- **EXERCISE OBJECTIVE**: Exact reproduction is required for all entries.

- **INPUT FOR THIS TASK**:
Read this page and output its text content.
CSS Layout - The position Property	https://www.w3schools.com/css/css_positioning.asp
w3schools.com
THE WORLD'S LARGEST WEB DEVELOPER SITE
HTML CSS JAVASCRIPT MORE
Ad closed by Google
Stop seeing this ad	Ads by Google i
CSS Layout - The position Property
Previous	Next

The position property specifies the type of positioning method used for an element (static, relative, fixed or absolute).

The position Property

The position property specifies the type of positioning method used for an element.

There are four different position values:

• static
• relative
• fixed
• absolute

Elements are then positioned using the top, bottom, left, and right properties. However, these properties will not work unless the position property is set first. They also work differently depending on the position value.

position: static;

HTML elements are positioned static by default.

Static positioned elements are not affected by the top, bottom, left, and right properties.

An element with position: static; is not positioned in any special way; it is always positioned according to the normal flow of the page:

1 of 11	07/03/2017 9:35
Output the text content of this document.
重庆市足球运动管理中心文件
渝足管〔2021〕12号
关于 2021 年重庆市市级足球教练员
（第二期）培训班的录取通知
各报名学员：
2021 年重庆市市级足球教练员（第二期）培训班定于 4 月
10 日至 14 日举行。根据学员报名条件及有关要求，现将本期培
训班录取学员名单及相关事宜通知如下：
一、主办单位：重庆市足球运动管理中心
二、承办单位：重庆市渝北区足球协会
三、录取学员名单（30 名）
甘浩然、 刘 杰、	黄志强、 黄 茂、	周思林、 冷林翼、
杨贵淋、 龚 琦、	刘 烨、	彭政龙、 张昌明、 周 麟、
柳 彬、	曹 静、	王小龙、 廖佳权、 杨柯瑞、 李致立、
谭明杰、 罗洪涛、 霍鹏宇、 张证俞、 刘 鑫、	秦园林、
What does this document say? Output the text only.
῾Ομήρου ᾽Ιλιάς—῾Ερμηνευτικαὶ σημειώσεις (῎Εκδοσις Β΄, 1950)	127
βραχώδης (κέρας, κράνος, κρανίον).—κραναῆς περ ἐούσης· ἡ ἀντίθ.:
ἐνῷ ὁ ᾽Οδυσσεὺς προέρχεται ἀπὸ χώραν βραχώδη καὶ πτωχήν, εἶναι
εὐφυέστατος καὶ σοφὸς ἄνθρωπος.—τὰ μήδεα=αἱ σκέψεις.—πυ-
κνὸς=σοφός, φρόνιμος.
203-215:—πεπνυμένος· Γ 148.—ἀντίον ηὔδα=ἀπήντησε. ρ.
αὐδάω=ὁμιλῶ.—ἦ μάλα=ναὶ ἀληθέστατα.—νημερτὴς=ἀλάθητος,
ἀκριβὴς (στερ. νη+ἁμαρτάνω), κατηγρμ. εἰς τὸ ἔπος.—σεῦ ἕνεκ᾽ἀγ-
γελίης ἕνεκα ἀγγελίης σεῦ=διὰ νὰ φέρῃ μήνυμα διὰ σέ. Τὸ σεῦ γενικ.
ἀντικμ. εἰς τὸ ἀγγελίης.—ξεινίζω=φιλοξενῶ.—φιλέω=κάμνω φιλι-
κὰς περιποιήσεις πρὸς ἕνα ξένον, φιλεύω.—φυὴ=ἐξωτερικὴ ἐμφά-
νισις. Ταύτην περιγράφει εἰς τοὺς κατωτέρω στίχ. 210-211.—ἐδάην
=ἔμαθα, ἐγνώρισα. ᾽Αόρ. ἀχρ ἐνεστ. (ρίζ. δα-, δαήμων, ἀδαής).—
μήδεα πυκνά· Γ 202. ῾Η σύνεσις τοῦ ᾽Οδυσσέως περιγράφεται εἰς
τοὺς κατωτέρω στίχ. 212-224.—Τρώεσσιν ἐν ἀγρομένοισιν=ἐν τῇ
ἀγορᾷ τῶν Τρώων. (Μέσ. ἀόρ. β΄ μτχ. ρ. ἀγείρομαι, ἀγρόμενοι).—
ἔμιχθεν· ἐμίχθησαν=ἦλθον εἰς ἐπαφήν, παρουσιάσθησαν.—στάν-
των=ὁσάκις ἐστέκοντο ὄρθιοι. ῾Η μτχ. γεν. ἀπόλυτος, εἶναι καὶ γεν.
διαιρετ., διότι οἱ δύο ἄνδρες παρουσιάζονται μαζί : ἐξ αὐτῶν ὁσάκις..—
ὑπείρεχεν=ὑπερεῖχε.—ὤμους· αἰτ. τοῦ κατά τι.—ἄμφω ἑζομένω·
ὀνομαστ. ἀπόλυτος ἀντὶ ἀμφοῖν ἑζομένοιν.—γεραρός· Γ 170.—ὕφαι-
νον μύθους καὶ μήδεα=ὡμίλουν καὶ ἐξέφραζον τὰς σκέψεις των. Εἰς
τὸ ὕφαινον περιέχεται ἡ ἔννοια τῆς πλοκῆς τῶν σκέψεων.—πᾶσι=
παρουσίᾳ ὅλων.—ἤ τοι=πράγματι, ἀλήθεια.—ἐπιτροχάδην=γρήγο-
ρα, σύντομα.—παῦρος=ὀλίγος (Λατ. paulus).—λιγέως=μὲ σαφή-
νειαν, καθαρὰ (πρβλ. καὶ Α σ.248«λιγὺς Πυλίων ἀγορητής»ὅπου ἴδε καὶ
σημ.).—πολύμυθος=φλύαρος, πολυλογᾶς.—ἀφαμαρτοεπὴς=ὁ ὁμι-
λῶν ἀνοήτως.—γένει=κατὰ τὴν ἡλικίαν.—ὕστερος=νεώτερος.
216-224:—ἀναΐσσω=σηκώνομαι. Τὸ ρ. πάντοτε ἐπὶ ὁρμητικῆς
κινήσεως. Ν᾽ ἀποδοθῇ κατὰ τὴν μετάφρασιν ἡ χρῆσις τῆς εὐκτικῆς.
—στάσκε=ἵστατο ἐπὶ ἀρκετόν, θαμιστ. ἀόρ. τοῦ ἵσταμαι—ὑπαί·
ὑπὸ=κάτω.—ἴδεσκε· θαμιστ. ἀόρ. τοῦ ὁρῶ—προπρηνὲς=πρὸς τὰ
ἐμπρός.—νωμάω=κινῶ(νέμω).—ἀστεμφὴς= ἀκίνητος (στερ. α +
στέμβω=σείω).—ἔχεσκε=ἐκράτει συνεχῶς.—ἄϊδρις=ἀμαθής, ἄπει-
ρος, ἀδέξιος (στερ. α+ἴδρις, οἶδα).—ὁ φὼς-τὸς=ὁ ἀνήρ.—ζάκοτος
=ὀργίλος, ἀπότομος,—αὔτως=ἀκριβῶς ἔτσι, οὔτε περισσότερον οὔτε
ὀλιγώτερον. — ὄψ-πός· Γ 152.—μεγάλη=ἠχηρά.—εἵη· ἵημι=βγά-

- **FINAL RESULT**:
Read this page and output its text content.
CSS Layout - The position Property	https://www.w3schools.com/css/css_positioning.asp
w3schools.com
THE WORLD'S LARGEST WEB DEVELOPER SITE
HTML CSS JAVASCRIPT MORE
Ad closed by Google
Stop seeing this ad	Ads by Google i
CSS Layout - The position Property
Previous	Next

The position property specifies the type of positioning method used for an element (static, relative, fixed or absolute).

The position Property

The position property specifies the type of positioning method used for an element.

There are four different position values:

• static
• relative
• fixed
• absolute

Elements are then positioned using the top, bottom, left, and right properties. However, these properties will not work unless the position property is set first. They also work differently depending on the position value.

position: static;

HTML elements are positioned static by default.

Static positioned elements are not affected by the top, bottom, left, and right properties.

An element with position: static; is not positioned in any special way; it is always positioned according to the normal flow of the page:

1 of 11	07/03/2017 9:35
Output the text content of this document.
重庆市足球运动管理中心文件
渝足管〔2021〕12号
关于 2021 年重庆市市级足球教练员
（第二期）培训班的录取通知
各报名学员：
2021 年重庆市市级足球教练员（第二期）培训班定于 4 月
10 日至 14 日举行。根据学员报名条件及有关要求，现将本期培
训班录取学员名单及相关事宜通知如下：
一、主办单位：重庆市足球运动管理中心
二、承办单位：重庆市渝北区足球协会
三、录取学员名单（30 名）
甘浩然、 刘 杰、	黄志强、 黄 茂、	周思林、 冷林翼、
杨贵淋、 龚 琦、	刘 烨、	彭政龙、 张昌明、 周 麟、
柳 彬、	曹 静、	王小龙、 廖佳权、 杨柯瑞、 李致立、
谭明杰、 罗洪涛、 霍鹏宇、 张证俞、 刘 鑫、	秦园林、
What does this document say? Output the text only.
῾Ομήρου ᾽Ιλιάς—῾Ερμηνευτικαὶ σημειώσεις (῎Εκδοσις Β΄, 1950)	127
βραχώδης (κέρας, κράνος, κρανίον).—κραναῆς περ ἐούσης· ἡ ἀντίθ.:
ἐνῷ ὁ ᾽Οδυσσεὺς προέρχεται ἀπὸ χώραν βραχώδη καὶ πτωχήν, εἶναι
εὐφυέστατος καὶ σοφὸς ἄνθρωπος.—τὰ μήδεα=αἱ σκέψεις.—πυ-
κνὸς=σοφός, φρόνιμος.
203-215:—πεπνυμένος· Γ 148.—ἀντίον ηὔδα=ἀπήντησε. ρ.
αὐδάω=ὁμιλῶ.—ἦ μάλα=ναὶ ἀληθέστατα.—νημερτὴς=ἀλάθητος,
ἀκριβὴς (στερ. νη+ἁμαρτάνω), κατηγρμ. εἰς τὸ ἔπος.—σεῦ ἕνεκ᾽ἀγ-
γελίης ἕνεκα ἀγγελίης σεῦ=διὰ νὰ φέρῃ μήνυμα διὰ σέ. Τὸ σεῦ γενικ.
ἀντικμ. εἰς τὸ ἀγγελίης.—ξεινίζω=φιλοξενῶ.—φιλέω=κάμνω φιλι-
κὰς περιποιήσεις πρὸς ἕνα ξένον, φιλεύω.—φυὴ=ἐξωτερικὴ ἐμφά-
νισις. Ταύτην περιγράφει εἰς τοὺς κατωτέρω στίχ. 210-211.—ἐδάην
=ἔμαθα, ἐγνώρισα. ᾽Αόρ. ἀχρ ἐνεστ. (ρίζ. δα-, δαήμων, ἀδαής).—
μήδεα πυκνά· Γ 202. ῾Η σύνεσις τοῦ ᾽Οδυσσέως περιγράφεται εἰς
τοὺς κατωτέρω στίχ. 212-224.—Τρώεσσιν ἐν ἀγρομένοισιν=ἐν τῇ
ἀγορᾷ τῶν Τρώων. (Μέσ. ἀόρ. β΄ μτχ. ρ. ἀγείρομαι, ἀγρόμενοι).—
ἔμιχθεν· ἐμίχθησαν=ἦλθον εἰς ἐπαφήν, παρουσιάσθησαν.—στάν-
των=ὁσάκις ἐστέκοντο ὄρθιοι. ῾Η μτχ. γεν. ἀπόλυτος, εἶναι καὶ γεν.
διαιρετ., διότι οἱ δύο ἄνδρες παρουσιάζονται μαζί : ἐξ αὐτῶν ὁσάκις..—
ὑπείρεχεν=ὑπερεῖχε.—ὤμους· αἰτ. τοῦ κατά τι.—ἄμφω ἑζομένω·
ὀνομαστ. ἀπόλυτος ἀντὶ ἀμφοῖν ἑζομένοιν.—γεραρός· Γ 170.—ὕφαι-
νον μύθους καὶ μήδεα=ὡμίλουν καὶ ἐξέφραζον τὰς σκέψεις των. Εἰς
τὸ ὕφαινον περιέχεται ἡ ἔννοια τῆς πλοκῆς τῶν σκέψεων.—πᾶσι=
παρουσίᾳ ὅλων.—ἤ τοι=πράγματι, ἀλήθεια.—ἐπιτροχάδην=γρήγο-
ρα, σύντομα.—παῦρος=ὀλίγος (Λατ. paulus).—λιγέως=μὲ σαφή-
νειαν, καθαρὰ (πρβλ. καὶ Α σ.248«λιγὺς Πυλίων ἀγορητής»ὅπου ἴδε καὶ
σημ.).—πολύμυθος=φλύαρος, πολυλογᾶς.—ἀφαμαρτοεπὴς=ὁ ὁμι-
λῶν ἀνοήτως.—γένει=κατὰ τὴν ἡλικίαν.—ὕστερος=νεώτερος.
216-224:—ἀναΐσσω=σηκώνομαι. Τὸ ρ. πάντοτε ἐπὶ ὁρμητικῆς
κινήσεως. Ν᾽ ἀποδοθῇ κατὰ τὴν μετάφρασιν ἡ χρῆσις τῆς εὐκτικῆς.
—στάσκε=ἵστατο ἐπὶ ἀρκετόν, θαμιστ. ἀόρ. τοῦ ἵσταμαι—ὑπαί·
ὑπὸ=κάτω.—ἴδεσκε· θαμιστ. ἀόρ. τοῦ ὁρῶ—προπρηνὲς=πρὸς τὰ
ἐμπρός.—νωμάω=κινῶ(νέμω).—ἀστεμφὴς= ἀκίνητος (στερ. α +
στέμβω=σείω).—ἔχεσκε=ἐκράτει συνεχῶς.—ἄϊδρις=ἀμαθής, ἄπει-
ρος, ἀδέξιος (στερ. α+ἴδρις, οἶδα).—ὁ φὼς-τὸς=ὁ ἀνήρ.—ζάκοτος
=ὀργίλος, ἀπότομος,—αὔτως=ἀκριβῶς ἔτσι, οὔτε περισσότερον οὔτε
ὀλιγώτερον. — ὄψ-πός· Γ 152.—μεγάλη=ἠχηρά.—εἵη· ἵημι=βγά-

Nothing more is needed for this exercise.